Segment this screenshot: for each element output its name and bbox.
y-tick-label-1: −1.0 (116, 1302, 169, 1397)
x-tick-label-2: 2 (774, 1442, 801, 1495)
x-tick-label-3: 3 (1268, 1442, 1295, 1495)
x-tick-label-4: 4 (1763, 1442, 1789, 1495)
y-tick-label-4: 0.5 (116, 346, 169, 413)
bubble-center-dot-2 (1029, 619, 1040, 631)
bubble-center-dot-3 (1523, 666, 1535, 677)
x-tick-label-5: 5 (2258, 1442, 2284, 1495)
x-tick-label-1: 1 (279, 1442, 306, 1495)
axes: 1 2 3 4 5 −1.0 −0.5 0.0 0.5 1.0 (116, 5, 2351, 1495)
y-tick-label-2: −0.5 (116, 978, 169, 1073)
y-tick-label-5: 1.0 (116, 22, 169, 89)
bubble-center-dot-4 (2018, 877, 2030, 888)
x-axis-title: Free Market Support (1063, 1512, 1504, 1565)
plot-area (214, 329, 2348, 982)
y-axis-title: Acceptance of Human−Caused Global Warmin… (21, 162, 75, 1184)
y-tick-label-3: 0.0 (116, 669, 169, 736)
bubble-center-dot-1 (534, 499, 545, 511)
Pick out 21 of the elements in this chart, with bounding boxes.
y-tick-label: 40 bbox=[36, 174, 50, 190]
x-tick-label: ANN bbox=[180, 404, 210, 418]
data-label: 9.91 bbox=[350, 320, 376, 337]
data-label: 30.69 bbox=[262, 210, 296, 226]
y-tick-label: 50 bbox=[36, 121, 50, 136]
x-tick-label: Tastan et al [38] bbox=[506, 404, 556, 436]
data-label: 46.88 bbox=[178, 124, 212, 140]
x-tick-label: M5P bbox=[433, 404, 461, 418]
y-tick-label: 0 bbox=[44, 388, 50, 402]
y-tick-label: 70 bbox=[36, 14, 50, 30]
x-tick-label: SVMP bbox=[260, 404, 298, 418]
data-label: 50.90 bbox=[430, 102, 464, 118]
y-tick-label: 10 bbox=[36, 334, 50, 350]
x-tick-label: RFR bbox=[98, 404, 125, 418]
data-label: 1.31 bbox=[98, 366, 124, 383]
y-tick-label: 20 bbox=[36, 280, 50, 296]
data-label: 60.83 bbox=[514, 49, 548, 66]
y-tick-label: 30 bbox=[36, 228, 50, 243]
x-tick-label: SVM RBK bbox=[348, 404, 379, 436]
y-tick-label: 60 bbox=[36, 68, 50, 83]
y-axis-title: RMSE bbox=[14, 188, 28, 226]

#### Task requirements
Quote the whole listing above verbatim, keeping every line unchanged and in its original order.

#### Response for this exercise
Segment this screenshot: for each element output its name and bbox.
y-tick-label-1: −1.0 (116, 1302, 169, 1397)
x-tick-label-2: 2 (774, 1442, 801, 1495)
x-tick-label-3: 3 (1268, 1442, 1295, 1495)
x-tick-label-4: 4 (1763, 1442, 1789, 1495)
y-tick-label-4: 0.5 (116, 346, 169, 413)
bubble-center-dot-2 (1029, 619, 1040, 631)
bubble-center-dot-3 (1523, 666, 1535, 677)
x-tick-label-5: 5 (2258, 1442, 2284, 1495)
x-tick-label-1: 1 (279, 1442, 306, 1495)
axes: 1 2 3 4 5 −1.0 −0.5 0.0 0.5 1.0 (116, 5, 2351, 1495)
y-tick-label-2: −0.5 (116, 978, 169, 1073)
y-tick-label-5: 1.0 (116, 22, 169, 89)
bubble-center-dot-4 (2018, 877, 2030, 888)
x-axis-title: Free Market Support (1063, 1512, 1504, 1565)
plot-area (214, 329, 2348, 982)
y-axis-title: Acceptance of Human−Caused Global Warmin… (21, 162, 75, 1184)
y-tick-label-3: 0.0 (116, 669, 169, 736)
bubble-center-dot-1 (534, 499, 545, 511)
Pick out 21 of the elements in this chart, with bounding boxes.
y-tick-label: 40 bbox=[36, 174, 50, 190]
x-tick-label: ANN bbox=[180, 404, 210, 418]
data-label: 9.91 bbox=[350, 320, 376, 337]
data-label: 30.69 bbox=[262, 210, 296, 226]
y-tick-label: 50 bbox=[36, 121, 50, 136]
x-tick-label: Tastan et al [38] bbox=[506, 404, 556, 436]
data-label: 46.88 bbox=[178, 124, 212, 140]
x-tick-label: M5P bbox=[433, 404, 461, 418]
y-tick-label: 0 bbox=[44, 388, 50, 402]
y-tick-label: 70 bbox=[36, 14, 50, 30]
x-tick-label: SVMP bbox=[260, 404, 298, 418]
data-label: 50.90 bbox=[430, 102, 464, 118]
y-tick-label: 10 bbox=[36, 334, 50, 350]
x-tick-label: RFR bbox=[98, 404, 125, 418]
data-label: 1.31 bbox=[98, 366, 124, 383]
y-tick-label: 20 bbox=[36, 280, 50, 296]
data-label: 60.83 bbox=[514, 49, 548, 66]
y-tick-label: 30 bbox=[36, 228, 50, 243]
x-tick-label: SVM RBK bbox=[348, 404, 379, 436]
y-tick-label: 60 bbox=[36, 68, 50, 83]
y-axis-title: RMSE bbox=[14, 188, 28, 226]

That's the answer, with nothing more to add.